_What you are asked to do_
Return the records word for word. Any pictures in them are not part of the copy.
— Start of Data provided —
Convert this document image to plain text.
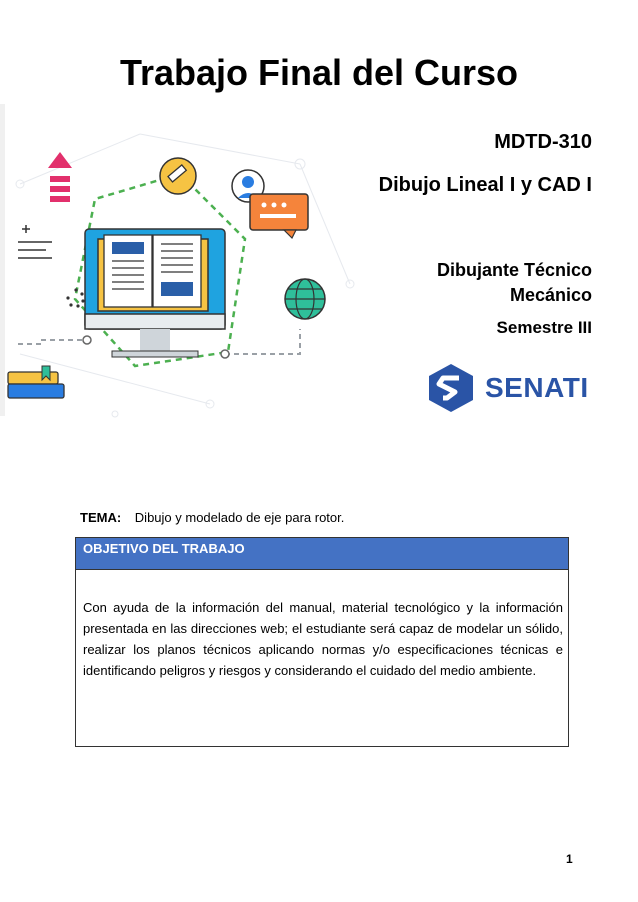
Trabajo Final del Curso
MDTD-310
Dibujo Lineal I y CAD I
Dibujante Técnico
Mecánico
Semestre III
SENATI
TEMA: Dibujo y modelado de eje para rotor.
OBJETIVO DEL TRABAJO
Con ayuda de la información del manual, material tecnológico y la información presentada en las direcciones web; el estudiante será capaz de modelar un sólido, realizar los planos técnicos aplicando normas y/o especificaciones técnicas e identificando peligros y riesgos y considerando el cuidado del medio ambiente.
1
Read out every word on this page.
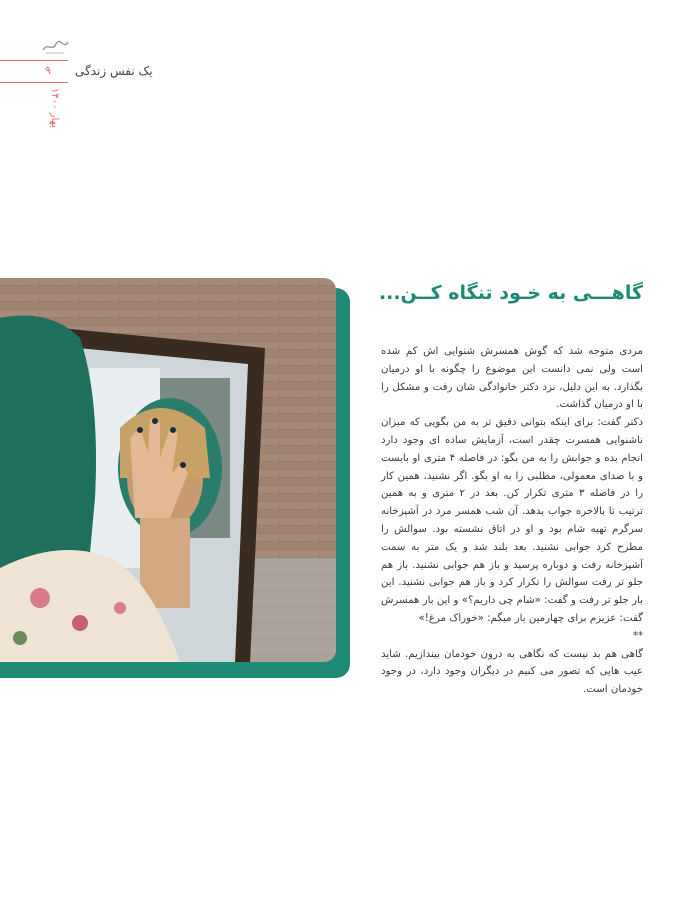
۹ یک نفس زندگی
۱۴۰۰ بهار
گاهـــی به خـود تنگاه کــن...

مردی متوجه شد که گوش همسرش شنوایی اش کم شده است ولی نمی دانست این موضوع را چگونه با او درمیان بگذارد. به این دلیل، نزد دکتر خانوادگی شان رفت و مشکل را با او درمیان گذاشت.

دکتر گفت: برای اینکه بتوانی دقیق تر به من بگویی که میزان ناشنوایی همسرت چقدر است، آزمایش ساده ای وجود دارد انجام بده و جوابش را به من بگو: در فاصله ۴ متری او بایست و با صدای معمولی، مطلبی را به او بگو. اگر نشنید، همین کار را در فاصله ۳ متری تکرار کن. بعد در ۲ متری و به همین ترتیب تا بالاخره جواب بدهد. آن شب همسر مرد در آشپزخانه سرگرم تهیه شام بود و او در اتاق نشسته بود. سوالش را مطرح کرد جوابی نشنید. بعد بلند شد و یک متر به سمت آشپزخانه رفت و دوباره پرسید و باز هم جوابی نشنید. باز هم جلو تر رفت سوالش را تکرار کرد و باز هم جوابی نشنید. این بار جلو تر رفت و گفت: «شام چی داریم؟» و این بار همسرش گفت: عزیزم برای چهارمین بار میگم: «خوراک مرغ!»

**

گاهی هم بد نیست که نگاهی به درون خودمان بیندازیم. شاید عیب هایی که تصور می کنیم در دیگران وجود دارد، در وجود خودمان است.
— End of Data provided —
_The response_
Convert this document image to plain text.
Trabajo Final del Curso
MDTD-310
Dibujo Lineal I y CAD I
Dibujante Técnico
Mecánico
Semestre III
SENATI
TEMA: Dibujo y modelado de eje para rotor.
OBJETIVO DEL TRABAJO
Con ayuda de la información del manual, material tecnológico y la información presentada en las direcciones web; el estudiante será capaz de modelar un sólido, realizar los planos técnicos aplicando normas y/o especificaciones técnicas e identificando peligros y riesgos y considerando el cuidado del medio ambiente.
1
Read out every word on this page.
۹ یک نفس زندگی
۱۴۰۰ بهار
گاهـــی به خـود تنگاه کــن...

مردی متوجه شد که گوش همسرش شنوایی اش کم شده است ولی نمی دانست این موضوع را چگونه با او درمیان بگذارد. به این دلیل، نزد دکتر خانوادگی شان رفت و مشکل را با او درمیان گذاشت.

دکتر گفت: برای اینکه بتوانی دقیق تر به من بگویی که میزان ناشنوایی همسرت چقدر است، آزمایش ساده ای وجود دارد انجام بده و جوابش را به من بگو: در فاصله ۴ متری او بایست و با صدای معمولی، مطلبی را به او بگو. اگر نشنید، همین کار را در فاصله ۳ متری تکرار کن. بعد در ۲ متری و به همین ترتیب تا بالاخره جواب بدهد. آن شب همسر مرد در آشپزخانه سرگرم تهیه شام بود و او در اتاق نشسته بود. سوالش را مطرح کرد جوابی نشنید. بعد بلند شد و یک متر به سمت آشپزخانه رفت و دوباره پرسید و باز هم جوابی نشنید. باز هم جلو تر رفت سوالش را تکرار کرد و باز هم جوابی نشنید. این بار جلو تر رفت و گفت: «شام چی داریم؟» و این بار همسرش گفت: عزیزم برای چهارمین بار میگم: «خوراک مرغ!»

**

گاهی هم بد نیست که نگاهی به درون خودمان بیندازیم. شاید عیب هایی که تصور می کنیم در دیگران وجود دارد، در وجود خودمان است.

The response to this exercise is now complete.